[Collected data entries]
------------------------

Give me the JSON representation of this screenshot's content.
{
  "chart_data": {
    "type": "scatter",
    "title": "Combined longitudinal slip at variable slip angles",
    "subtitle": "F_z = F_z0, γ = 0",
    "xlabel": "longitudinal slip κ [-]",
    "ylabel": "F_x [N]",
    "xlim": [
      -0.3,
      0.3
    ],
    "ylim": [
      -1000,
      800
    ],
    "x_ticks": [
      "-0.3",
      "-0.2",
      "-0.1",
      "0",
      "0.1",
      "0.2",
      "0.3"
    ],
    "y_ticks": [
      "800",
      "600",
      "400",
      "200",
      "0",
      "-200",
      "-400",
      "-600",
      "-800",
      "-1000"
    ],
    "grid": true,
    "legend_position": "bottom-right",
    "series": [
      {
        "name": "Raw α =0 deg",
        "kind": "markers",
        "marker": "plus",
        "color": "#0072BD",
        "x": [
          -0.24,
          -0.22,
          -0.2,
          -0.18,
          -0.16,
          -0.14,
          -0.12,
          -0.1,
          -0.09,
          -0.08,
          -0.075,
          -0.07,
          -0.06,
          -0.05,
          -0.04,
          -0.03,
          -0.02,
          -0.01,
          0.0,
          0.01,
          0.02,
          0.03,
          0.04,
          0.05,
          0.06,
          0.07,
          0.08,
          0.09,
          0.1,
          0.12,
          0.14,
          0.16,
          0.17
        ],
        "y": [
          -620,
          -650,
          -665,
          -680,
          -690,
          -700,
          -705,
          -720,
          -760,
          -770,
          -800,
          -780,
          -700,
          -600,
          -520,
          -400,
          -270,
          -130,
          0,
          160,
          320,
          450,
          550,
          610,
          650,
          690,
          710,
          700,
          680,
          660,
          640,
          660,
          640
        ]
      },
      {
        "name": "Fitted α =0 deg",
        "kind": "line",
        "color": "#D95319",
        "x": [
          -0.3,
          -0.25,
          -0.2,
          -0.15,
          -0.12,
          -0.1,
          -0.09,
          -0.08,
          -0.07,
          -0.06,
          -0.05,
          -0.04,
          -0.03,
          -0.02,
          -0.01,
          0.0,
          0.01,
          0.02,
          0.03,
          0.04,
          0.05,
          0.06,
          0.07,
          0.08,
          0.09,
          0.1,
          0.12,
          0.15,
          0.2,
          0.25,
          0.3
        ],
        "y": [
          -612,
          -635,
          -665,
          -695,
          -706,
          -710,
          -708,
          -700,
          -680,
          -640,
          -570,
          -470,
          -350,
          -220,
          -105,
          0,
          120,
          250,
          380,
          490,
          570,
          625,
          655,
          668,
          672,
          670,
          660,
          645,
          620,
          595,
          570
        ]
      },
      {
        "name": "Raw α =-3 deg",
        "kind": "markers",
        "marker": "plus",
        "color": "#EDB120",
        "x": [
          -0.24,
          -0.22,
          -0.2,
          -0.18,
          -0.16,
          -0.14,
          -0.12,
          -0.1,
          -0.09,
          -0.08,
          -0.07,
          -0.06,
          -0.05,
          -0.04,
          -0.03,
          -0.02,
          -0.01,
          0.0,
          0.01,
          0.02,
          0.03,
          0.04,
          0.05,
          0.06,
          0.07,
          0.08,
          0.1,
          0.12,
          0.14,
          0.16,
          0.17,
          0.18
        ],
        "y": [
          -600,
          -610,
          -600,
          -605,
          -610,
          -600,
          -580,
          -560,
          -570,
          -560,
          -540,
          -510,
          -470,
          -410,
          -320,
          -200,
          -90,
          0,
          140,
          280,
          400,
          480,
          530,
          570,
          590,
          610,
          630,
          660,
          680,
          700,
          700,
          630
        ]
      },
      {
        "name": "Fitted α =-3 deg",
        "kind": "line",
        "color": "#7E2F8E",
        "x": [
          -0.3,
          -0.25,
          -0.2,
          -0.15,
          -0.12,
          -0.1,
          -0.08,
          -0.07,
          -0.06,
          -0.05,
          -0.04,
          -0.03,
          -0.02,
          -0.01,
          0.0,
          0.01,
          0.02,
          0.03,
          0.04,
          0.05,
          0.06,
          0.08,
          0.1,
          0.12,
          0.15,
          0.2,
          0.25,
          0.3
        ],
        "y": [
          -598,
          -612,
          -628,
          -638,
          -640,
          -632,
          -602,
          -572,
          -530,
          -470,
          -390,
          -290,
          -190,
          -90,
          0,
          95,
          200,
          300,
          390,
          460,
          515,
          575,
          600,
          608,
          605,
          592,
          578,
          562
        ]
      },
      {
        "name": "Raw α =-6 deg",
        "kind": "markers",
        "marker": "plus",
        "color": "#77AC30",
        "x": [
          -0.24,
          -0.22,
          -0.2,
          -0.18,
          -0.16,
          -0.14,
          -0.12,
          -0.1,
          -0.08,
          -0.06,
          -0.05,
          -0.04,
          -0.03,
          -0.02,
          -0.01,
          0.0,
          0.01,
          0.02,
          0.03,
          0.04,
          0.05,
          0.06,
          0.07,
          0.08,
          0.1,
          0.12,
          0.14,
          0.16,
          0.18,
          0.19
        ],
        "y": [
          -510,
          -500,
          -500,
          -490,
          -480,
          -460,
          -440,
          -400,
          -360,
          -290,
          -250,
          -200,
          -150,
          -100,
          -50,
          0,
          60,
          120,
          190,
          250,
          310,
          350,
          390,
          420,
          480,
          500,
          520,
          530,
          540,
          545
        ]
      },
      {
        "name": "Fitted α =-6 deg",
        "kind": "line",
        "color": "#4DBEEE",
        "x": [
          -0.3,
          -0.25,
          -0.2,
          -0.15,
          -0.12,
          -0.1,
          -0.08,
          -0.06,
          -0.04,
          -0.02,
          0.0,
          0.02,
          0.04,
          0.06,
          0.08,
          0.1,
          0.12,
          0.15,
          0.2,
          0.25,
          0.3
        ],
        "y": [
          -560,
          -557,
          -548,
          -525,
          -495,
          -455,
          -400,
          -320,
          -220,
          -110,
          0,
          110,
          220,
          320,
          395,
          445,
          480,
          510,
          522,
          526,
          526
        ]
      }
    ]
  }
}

------------------------

> _WHAT YOU WILL DO_:
Looking at the entries above, how many lines contain the word "name"? Answer with the number alone.

> _RESULT OF THIS TASK_:
6